>> start RECORD EXTRACTS
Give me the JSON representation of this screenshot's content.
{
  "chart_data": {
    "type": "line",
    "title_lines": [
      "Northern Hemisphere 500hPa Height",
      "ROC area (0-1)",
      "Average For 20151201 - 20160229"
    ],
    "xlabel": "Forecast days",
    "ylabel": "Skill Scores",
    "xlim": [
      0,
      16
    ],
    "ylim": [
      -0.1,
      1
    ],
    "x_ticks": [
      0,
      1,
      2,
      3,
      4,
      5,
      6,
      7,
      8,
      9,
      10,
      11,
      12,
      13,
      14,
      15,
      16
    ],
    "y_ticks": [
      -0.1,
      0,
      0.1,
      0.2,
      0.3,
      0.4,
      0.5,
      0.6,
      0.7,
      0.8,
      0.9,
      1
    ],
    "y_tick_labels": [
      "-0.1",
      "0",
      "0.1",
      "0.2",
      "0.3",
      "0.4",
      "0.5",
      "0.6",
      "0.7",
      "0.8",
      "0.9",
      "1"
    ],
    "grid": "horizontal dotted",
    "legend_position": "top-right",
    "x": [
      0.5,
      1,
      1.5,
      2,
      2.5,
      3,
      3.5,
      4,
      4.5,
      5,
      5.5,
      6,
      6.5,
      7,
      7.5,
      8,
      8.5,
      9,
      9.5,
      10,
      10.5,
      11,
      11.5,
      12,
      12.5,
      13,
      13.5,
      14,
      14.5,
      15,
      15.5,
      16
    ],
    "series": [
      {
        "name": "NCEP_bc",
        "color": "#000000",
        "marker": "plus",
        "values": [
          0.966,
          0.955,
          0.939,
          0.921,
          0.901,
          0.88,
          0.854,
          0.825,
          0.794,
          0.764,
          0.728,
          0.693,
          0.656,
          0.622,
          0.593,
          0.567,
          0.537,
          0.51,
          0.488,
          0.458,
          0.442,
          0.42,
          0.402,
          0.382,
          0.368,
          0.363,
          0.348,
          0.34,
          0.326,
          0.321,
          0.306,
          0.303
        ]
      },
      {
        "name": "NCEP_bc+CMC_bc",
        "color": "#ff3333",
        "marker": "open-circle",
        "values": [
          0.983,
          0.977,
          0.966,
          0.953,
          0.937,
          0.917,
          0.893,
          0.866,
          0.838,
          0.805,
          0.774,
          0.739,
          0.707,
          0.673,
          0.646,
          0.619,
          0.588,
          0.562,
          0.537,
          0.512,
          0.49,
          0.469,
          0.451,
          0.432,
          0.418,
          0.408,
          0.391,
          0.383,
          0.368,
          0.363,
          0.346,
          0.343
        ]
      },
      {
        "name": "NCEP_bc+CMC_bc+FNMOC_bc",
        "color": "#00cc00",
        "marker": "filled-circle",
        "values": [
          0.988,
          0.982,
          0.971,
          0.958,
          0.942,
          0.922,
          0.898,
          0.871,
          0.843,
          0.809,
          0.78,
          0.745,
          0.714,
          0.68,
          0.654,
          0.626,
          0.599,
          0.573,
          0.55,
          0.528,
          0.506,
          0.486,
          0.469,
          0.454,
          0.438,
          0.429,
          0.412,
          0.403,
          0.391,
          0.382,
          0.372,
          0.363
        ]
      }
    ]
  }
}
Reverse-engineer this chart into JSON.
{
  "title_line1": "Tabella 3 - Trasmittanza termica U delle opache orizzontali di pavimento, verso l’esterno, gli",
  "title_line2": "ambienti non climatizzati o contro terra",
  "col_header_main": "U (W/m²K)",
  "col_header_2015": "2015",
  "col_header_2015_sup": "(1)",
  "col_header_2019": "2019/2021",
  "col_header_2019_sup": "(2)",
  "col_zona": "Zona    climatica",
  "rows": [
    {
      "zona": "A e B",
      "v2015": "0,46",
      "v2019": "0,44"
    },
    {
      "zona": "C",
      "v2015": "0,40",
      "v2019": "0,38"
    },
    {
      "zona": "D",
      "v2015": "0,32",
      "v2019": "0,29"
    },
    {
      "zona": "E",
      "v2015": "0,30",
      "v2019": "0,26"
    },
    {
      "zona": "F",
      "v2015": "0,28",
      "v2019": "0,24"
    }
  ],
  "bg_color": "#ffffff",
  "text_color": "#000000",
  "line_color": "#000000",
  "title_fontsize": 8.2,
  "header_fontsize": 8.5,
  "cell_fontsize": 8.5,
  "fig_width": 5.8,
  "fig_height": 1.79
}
>> end RECORD EXTRACTS
* WRITTEN INSTRUCTION *
Repeat all entries. Match them exactly.

* WRITTEN RESPONSE *
Give me the JSON representation of this screenshot's content.
{
  "chart_data": {
    "type": "line",
    "title_lines": [
      "Northern Hemisphere 500hPa Height",
      "ROC area (0-1)",
      "Average For 20151201 - 20160229"
    ],
    "xlabel": "Forecast days",
    "ylabel": "Skill Scores",
    "xlim": [
      0,
      16
    ],
    "ylim": [
      -0.1,
      1
    ],
    "x_ticks": [
      0,
      1,
      2,
      3,
      4,
      5,
      6,
      7,
      8,
      9,
      10,
      11,
      12,
      13,
      14,
      15,
      16
    ],
    "y_ticks": [
      -0.1,
      0,
      0.1,
      0.2,
      0.3,
      0.4,
      0.5,
      0.6,
      0.7,
      0.8,
      0.9,
      1
    ],
    "y_tick_labels": [
      "-0.1",
      "0",
      "0.1",
      "0.2",
      "0.3",
      "0.4",
      "0.5",
      "0.6",
      "0.7",
      "0.8",
      "0.9",
      "1"
    ],
    "grid": "horizontal dotted",
    "legend_position": "top-right",
    "x": [
      0.5,
      1,
      1.5,
      2,
      2.5,
      3,
      3.5,
      4,
      4.5,
      5,
      5.5,
      6,
      6.5,
      7,
      7.5,
      8,
      8.5,
      9,
      9.5,
      10,
      10.5,
      11,
      11.5,
      12,
      12.5,
      13,
      13.5,
      14,
      14.5,
      15,
      15.5,
      16
    ],
    "series": [
      {
        "name": "NCEP_bc",
        "color": "#000000",
        "marker": "plus",
        "values": [
          0.966,
          0.955,
          0.939,
          0.921,
          0.901,
          0.88,
          0.854,
          0.825,
          0.794,
          0.764,
          0.728,
          0.693,
          0.656,
          0.622,
          0.593,
          0.567,
          0.537,
          0.51,
          0.488,
          0.458,
          0.442,
          0.42,
          0.402,
          0.382,
          0.368,
          0.363,
          0.348,
          0.34,
          0.326,
          0.321,
          0.306,
          0.303
        ]
      },
      {
        "name": "NCEP_bc+CMC_bc",
        "color": "#ff3333",
        "marker": "open-circle",
        "values": [
          0.983,
          0.977,
          0.966,
          0.953,
          0.937,
          0.917,
          0.893,
          0.866,
          0.838,
          0.805,
          0.774,
          0.739,
          0.707,
          0.673,
          0.646,
          0.619,
          0.588,
          0.562,
          0.537,
          0.512,
          0.49,
          0.469,
          0.451,
          0.432,
          0.418,
          0.408,
          0.391,
          0.383,
          0.368,
          0.363,
          0.346,
          0.343
        ]
      },
      {
        "name": "NCEP_bc+CMC_bc+FNMOC_bc",
        "color": "#00cc00",
        "marker": "filled-circle",
        "values": [
          0.988,
          0.982,
          0.971,
          0.958,
          0.942,
          0.922,
          0.898,
          0.871,
          0.843,
          0.809,
          0.78,
          0.745,
          0.714,
          0.68,
          0.654,
          0.626,
          0.599,
          0.573,
          0.55,
          0.528,
          0.506,
          0.486,
          0.469,
          0.454,
          0.438,
          0.429,
          0.412,
          0.403,
          0.391,
          0.382,
          0.372,
          0.363
        ]
      }
    ]
  }
}
Reverse-engineer this chart into JSON.
{
  "title_line1": "Tabella 3 - Trasmittanza termica U delle opache orizzontali di pavimento, verso l’esterno, gli",
  "title_line2": "ambienti non climatizzati o contro terra",
  "col_header_main": "U (W/m²K)",
  "col_header_2015": "2015",
  "col_header_2015_sup": "(1)",
  "col_header_2019": "2019/2021",
  "col_header_2019_sup": "(2)",
  "col_zona": "Zona    climatica",
  "rows": [
    {
      "zona": "A e B",
      "v2015": "0,46",
      "v2019": "0,44"
    },
    {
      "zona": "C",
      "v2015": "0,40",
      "v2019": "0,38"
    },
    {
      "zona": "D",
      "v2015": "0,32",
      "v2019": "0,29"
    },
    {
      "zona": "E",
      "v2015": "0,30",
      "v2019": "0,26"
    },
    {
      "zona": "F",
      "v2015": "0,28",
      "v2019": "0,24"
    }
  ],
  "bg_color": "#ffffff",
  "text_color": "#000000",
  "line_color": "#000000",
  "title_fontsize": 8.2,
  "header_fontsize": 8.5,
  "cell_fontsize": 8.5,
  "fig_width": 5.8,
  "fig_height": 1.79
}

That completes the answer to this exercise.